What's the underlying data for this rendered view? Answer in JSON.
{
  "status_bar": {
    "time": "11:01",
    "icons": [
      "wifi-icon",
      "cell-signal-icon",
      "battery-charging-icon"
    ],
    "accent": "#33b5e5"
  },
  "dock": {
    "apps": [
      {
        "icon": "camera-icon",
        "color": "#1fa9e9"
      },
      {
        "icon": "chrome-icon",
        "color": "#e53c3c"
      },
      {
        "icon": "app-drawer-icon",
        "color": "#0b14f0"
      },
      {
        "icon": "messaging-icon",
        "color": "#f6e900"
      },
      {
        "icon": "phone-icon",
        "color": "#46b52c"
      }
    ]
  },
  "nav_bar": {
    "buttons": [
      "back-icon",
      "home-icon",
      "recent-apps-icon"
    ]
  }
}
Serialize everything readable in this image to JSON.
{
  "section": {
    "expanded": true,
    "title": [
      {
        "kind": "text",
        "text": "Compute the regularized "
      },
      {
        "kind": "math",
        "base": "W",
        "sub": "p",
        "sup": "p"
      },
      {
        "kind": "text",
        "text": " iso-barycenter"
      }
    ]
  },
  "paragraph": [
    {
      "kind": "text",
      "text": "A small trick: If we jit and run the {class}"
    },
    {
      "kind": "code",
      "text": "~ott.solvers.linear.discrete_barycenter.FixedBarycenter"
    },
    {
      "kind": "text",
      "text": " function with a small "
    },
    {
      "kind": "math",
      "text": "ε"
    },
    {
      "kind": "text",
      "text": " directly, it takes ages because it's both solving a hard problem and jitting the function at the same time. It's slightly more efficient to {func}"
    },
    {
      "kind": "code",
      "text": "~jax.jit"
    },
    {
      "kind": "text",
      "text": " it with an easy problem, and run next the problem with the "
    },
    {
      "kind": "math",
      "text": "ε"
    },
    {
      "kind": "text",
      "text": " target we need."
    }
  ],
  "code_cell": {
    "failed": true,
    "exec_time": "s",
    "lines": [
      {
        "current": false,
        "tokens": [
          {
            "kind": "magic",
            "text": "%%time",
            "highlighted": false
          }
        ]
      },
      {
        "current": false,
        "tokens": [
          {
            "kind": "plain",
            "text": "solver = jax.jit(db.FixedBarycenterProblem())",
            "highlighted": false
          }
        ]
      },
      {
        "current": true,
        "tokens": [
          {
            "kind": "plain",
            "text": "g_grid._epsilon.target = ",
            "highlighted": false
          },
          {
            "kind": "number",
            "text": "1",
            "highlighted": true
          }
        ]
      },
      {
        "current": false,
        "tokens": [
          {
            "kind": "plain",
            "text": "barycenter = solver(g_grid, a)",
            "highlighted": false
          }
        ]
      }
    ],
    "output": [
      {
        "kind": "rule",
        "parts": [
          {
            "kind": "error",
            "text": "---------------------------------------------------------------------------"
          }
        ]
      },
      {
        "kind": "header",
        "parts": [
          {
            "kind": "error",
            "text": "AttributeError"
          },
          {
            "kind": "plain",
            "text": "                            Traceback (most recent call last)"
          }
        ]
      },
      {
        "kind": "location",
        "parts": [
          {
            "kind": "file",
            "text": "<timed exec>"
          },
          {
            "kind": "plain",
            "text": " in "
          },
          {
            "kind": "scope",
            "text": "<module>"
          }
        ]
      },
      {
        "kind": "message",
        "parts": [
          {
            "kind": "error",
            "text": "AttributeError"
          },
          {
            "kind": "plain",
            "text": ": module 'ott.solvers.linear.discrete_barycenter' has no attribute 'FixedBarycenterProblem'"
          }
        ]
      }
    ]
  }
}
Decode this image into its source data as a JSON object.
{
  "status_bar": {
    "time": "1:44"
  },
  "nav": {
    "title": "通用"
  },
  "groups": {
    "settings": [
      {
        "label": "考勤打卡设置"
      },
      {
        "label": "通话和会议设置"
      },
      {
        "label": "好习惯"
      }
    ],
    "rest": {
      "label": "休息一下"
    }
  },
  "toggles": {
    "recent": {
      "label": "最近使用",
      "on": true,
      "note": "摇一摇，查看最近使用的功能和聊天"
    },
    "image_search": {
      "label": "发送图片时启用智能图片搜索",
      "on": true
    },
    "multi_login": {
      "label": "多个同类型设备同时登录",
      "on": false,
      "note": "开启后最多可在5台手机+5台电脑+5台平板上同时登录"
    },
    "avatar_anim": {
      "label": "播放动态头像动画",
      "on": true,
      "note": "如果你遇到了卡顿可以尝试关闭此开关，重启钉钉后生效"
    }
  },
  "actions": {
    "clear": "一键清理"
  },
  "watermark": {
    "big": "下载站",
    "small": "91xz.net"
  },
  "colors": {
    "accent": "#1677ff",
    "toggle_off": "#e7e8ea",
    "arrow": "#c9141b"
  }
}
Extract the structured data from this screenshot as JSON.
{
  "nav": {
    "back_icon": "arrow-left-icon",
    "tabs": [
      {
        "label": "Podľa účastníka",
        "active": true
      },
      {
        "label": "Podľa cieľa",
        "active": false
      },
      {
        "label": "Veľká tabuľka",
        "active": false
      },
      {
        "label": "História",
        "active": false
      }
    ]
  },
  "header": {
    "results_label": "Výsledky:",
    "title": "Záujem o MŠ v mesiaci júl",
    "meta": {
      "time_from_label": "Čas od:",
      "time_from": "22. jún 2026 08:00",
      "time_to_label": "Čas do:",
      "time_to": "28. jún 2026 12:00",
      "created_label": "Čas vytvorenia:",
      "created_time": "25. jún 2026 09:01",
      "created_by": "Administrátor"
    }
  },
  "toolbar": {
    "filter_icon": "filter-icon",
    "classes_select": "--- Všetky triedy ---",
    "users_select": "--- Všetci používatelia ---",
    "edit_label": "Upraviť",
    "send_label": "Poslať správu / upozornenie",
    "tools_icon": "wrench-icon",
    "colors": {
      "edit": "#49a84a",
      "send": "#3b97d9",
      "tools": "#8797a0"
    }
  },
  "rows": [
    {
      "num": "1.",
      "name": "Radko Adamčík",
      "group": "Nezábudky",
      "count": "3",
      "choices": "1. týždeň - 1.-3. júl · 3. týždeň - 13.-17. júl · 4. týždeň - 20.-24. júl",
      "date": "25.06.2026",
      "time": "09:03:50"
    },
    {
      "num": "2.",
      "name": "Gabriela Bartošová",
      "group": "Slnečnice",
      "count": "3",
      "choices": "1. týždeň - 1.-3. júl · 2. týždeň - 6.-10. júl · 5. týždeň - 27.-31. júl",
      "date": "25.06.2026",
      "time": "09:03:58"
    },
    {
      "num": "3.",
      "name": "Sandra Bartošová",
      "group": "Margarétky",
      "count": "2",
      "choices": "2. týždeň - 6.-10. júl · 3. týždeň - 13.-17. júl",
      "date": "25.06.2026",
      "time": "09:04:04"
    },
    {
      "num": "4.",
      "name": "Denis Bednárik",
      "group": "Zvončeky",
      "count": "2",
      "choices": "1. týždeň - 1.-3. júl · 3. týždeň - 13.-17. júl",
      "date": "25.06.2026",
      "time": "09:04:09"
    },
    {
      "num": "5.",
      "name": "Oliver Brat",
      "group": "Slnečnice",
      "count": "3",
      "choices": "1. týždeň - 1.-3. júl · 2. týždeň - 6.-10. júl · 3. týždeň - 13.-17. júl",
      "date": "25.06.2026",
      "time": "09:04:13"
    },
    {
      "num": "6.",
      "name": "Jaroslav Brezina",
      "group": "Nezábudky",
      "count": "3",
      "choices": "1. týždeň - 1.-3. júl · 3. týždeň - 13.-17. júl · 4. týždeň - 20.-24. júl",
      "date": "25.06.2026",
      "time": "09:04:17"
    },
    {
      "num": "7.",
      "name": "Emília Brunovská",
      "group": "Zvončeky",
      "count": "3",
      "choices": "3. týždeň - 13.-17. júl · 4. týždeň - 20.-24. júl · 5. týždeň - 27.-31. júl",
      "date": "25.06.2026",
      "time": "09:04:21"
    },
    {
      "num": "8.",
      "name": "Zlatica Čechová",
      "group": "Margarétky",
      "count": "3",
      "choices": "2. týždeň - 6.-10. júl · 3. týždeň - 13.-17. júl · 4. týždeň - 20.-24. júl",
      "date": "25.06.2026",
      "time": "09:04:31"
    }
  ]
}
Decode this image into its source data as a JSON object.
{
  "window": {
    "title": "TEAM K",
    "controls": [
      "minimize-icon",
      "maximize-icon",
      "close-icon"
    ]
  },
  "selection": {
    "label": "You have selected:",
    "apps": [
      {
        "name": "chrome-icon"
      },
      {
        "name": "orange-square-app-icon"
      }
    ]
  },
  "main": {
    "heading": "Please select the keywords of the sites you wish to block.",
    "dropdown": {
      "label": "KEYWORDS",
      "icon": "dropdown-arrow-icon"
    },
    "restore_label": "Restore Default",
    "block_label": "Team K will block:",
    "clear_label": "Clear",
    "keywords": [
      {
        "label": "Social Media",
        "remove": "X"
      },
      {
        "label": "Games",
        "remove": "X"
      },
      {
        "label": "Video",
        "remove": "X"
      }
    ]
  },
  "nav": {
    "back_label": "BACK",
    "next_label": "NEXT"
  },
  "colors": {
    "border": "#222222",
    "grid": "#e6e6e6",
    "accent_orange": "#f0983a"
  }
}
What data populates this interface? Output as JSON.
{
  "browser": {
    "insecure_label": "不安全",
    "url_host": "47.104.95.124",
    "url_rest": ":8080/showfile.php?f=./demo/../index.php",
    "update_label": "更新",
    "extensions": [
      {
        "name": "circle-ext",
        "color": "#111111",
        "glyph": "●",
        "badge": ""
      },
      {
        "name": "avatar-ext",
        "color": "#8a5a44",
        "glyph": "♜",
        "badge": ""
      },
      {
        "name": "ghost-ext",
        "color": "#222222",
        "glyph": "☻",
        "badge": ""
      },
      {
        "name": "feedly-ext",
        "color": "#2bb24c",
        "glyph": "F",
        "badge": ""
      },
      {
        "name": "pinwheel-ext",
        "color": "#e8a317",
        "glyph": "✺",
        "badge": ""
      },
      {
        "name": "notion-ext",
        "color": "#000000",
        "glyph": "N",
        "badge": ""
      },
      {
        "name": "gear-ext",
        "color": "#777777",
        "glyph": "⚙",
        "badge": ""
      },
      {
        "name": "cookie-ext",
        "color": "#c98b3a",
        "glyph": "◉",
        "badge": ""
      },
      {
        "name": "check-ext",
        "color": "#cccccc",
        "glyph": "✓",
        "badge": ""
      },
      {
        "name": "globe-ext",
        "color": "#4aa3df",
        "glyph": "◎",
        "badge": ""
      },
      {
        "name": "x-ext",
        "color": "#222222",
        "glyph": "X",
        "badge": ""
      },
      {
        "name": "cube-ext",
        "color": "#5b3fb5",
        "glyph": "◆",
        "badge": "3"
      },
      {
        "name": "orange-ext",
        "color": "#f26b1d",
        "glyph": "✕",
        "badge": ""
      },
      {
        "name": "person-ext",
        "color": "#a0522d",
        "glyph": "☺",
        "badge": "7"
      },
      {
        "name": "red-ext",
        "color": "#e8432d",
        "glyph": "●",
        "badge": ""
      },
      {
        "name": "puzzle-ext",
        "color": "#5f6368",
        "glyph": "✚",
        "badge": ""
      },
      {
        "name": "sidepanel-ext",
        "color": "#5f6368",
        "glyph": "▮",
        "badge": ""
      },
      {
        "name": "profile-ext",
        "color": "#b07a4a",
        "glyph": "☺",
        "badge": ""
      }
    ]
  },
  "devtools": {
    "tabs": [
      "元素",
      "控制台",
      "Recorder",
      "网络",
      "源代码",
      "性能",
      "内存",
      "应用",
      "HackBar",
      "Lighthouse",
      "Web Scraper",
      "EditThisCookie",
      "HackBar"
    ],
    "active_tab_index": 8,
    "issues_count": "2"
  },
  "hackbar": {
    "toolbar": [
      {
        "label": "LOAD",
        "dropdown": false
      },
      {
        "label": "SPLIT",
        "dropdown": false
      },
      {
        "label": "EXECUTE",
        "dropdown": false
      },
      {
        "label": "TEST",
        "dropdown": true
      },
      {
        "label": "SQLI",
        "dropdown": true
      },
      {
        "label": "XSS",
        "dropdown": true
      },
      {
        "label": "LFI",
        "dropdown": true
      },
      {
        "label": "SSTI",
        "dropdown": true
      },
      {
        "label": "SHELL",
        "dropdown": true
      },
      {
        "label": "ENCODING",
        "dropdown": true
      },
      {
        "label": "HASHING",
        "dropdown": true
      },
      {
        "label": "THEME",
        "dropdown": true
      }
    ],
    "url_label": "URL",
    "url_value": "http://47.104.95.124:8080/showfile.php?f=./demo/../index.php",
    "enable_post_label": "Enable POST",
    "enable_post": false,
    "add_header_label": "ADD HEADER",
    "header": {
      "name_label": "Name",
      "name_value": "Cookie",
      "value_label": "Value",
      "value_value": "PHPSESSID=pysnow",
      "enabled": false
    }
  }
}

** What you need to do **
Choose all lines containing the string "with" and copy them out.

** Correct result **
      "text": " function with a small "
      "text": " it with an easy problem, and run next the problem with the "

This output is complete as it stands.